**WHAT TO PRODUCE**:
Nothing but the lines from the one containing "Read out every word on this page." to the end of the data should be returned, exactly as written; pictures are omitted.

**TASK MATERIAL**:
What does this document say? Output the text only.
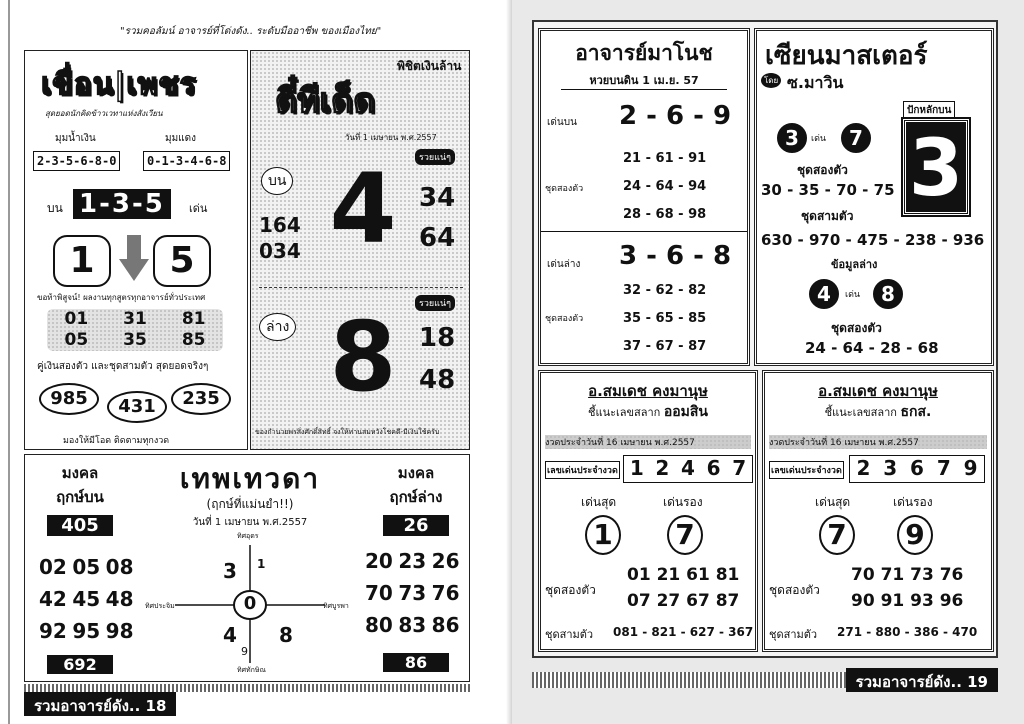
"รวมคอลัมน์ อาจารย์ที่โด่งดัง.. ระดับมืออาชีพ ของเมืองไทย"
เขื่อน|เพชร
สุดยอดนักคิดข้าวเวทาแห่งสังเวียน
มุมน้ำเงิน	มุมแดง
2-3-5-6-8-0	0-1-3-4-6-8
บน 1-3-5	เด่น
1	5
ขอท้าพิสูจน์! ผลงานทุกสูตรทุกอาจารย์ทั่วประเทศ
01	31	81
05	35	85
คู่เงินสองตัว และชุดสามตัว สุดยอดจริงๆ
985	431	235
มองให้มีโอด ติดตามทุกงวด
พิชิตเงินล้าน
ตี๋ทีเด็ด
วันที่ 1 เมษายน พ.ศ.2557
รวยแน่ๆ
บน 4
164
034
34
64
รวยแน่ๆ
ล่าง 8 18
48
ของกำนวยพรสิ่งศักดิ์สิทธิ์ จงให้ท่านสมหวังโชคดี-มีเงินใช้ครับ
มงคล
ฤกษ์บน
405
02 05 08
42 45 48
92 95 98
692
เทพเทวดา
(ฤกษ์ที่แม่นยำ!!)
วันที่ 1 เมษายน พ.ศ.2557
ทิศอุดร
ทิศทักษิณ
ทิศบูรพา
ทิศประจิม	0
3 1
4 8
9
มงคล
ฤกษ์ล่าง
26
20 23 26
70 73 76
80 83 86
86
รวมอาจารย์ดัง.. 18
อาจารย์มาโนช
หวยบนดิน 1 เม.ย. 57
เด่นบน 2 - 6 - 9
ชุดสองตัว
21 - 61 - 91
24 - 64 - 94
28 - 68 - 98
เด่นล่าง 3 - 6 - 8
ชุดสองตัว
32 - 62 - 82
35 - 65 - 85
37 - 67 - 87
เซียนมาสเตอร์
โดย ซ.มาวิน
3	เด่น	7
ปักหลักบน
3
ชุดสองตัว
30 - 35 - 70 - 75
ชุดสามตัว
630 - 970 - 475 - 238 - 936
ข้อมูลล่าง
4	เด่น	8
ชุดสองตัว
24 - 64 - 28 - 68
อ.สมเดช คงมานุษ
ชี้แนะเลขสลาก ออมสิน
งวดประจำวันที่ 16 เมษายน พ.ศ.2557
เลขเด่นประจำงวด 1 2 4 6 7
เด่นสุด	เด่นรอง
1 7
ชุดสองตัว
01 21 61 81
07 27 67 87
ชุดสามตัว 081 - 821 - 627 - 367
อ.สมเดช คงมานุษ
ชี้แนะเลขสลาก ธกส.
งวดประจำวันที่ 16 เมษายน พ.ศ.2557
เลขเด่นประจำงวด 2 3 6 7 9
เด่นสุด	เด่นรอง
7 9
ชุดสองตัว
70 71 73 76
90 91 93 96
ชุดสามตัว 271 - 880 - 386 - 470
รวมอาจารย์ดัง.. 19
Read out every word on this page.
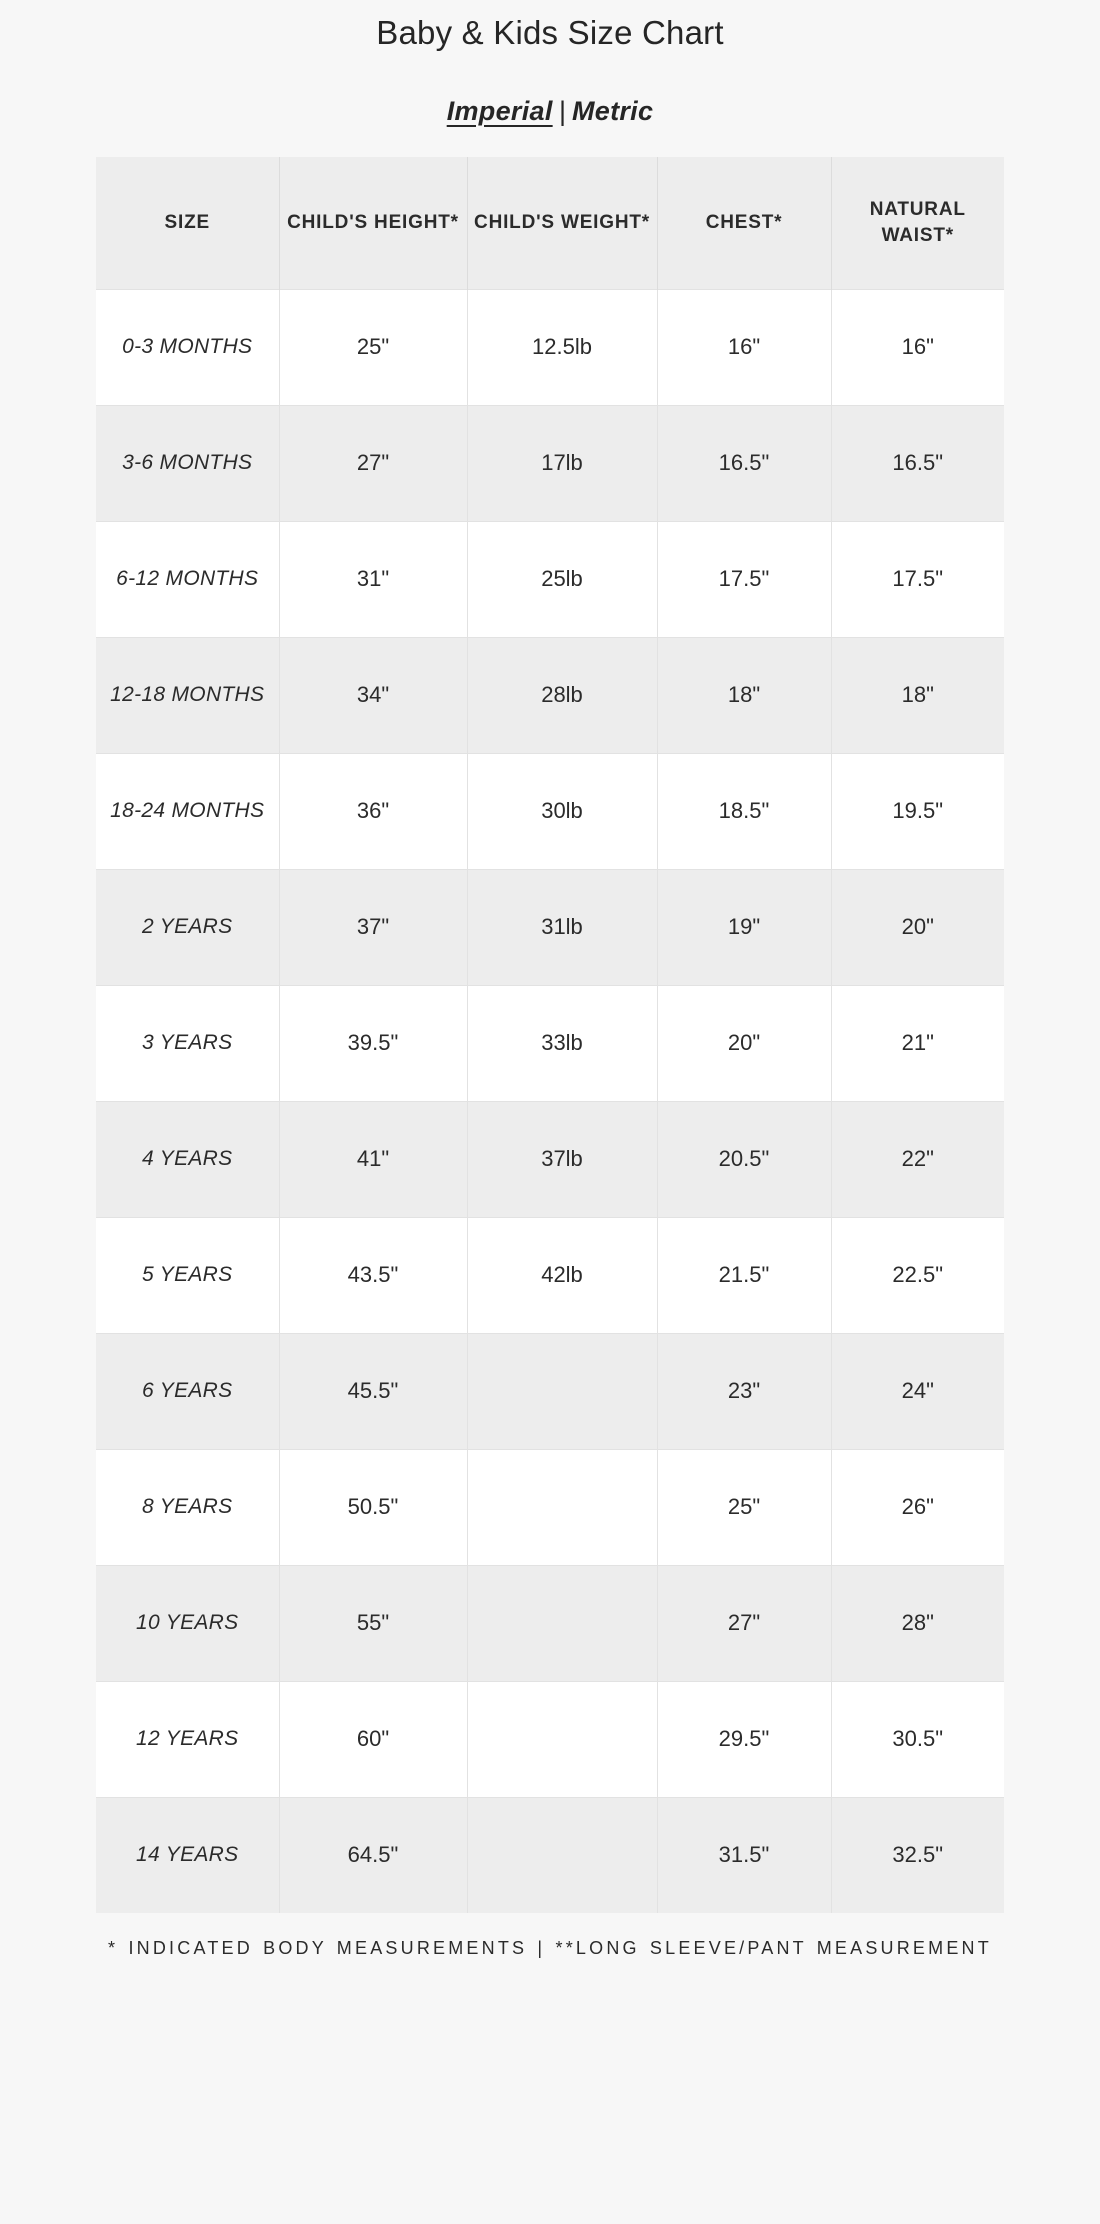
Baby & Kids Size Chart
Imperial | Metric
SIZE	CHILD'S HEIGHT*	CHILD'S WEIGHT*	CHEST*	NATURAL WAIST*
0-3 MONTHS	25"	12.5lb	16"	16"
3-6 MONTHS	27"	17lb	16.5"	16.5"
6-12 MONTHS	31"	25lb	17.5"	17.5"
12-18 MONTHS	34"	28lb	18"	18"
18-24 MONTHS	36"	30lb	18.5"	19.5"
2 YEARS	37"	31lb	19"	20"
3 YEARS	39.5"	33lb	20"	21"
4 YEARS	41"	37lb	20.5"	22"
5 YEARS	43.5"	42lb	21.5"	22.5"
6 YEARS	45.5"		23"	24"
8 YEARS	50.5"		25"	26"
10 YEARS	55"		27"	28"
12 YEARS	60"		29.5"	30.5"
14 YEARS	64.5"		31.5"	32.5"
* INDICATED BODY MEASUREMENTS | **LONG SLEEVE/PANT MEASUREMENT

**WRITTEN RESPONSE**:
Read out every word on this page.
Baby & Kids Size Chart
Imperial | Metric
SIZE	CHILD'S HEIGHT*	CHILD'S WEIGHT*	CHEST*	NATURAL WAIST*
0-3 MONTHS	25"	12.5lb	16"	16"
3-6 MONTHS	27"	17lb	16.5"	16.5"
6-12 MONTHS	31"	25lb	17.5"	17.5"
12-18 MONTHS	34"	28lb	18"	18"
18-24 MONTHS	36"	30lb	18.5"	19.5"
2 YEARS	37"	31lb	19"	20"
3 YEARS	39.5"	33lb	20"	21"
4 YEARS	41"	37lb	20.5"	22"
5 YEARS	43.5"	42lb	21.5"	22.5"
6 YEARS	45.5"		23"	24"
8 YEARS	50.5"		25"	26"
10 YEARS	55"		27"	28"
12 YEARS	60"		29.5"	30.5"
14 YEARS	64.5"		31.5"	32.5"
* INDICATED BODY MEASUREMENTS | **LONG SLEEVE/PANT MEASUREMENT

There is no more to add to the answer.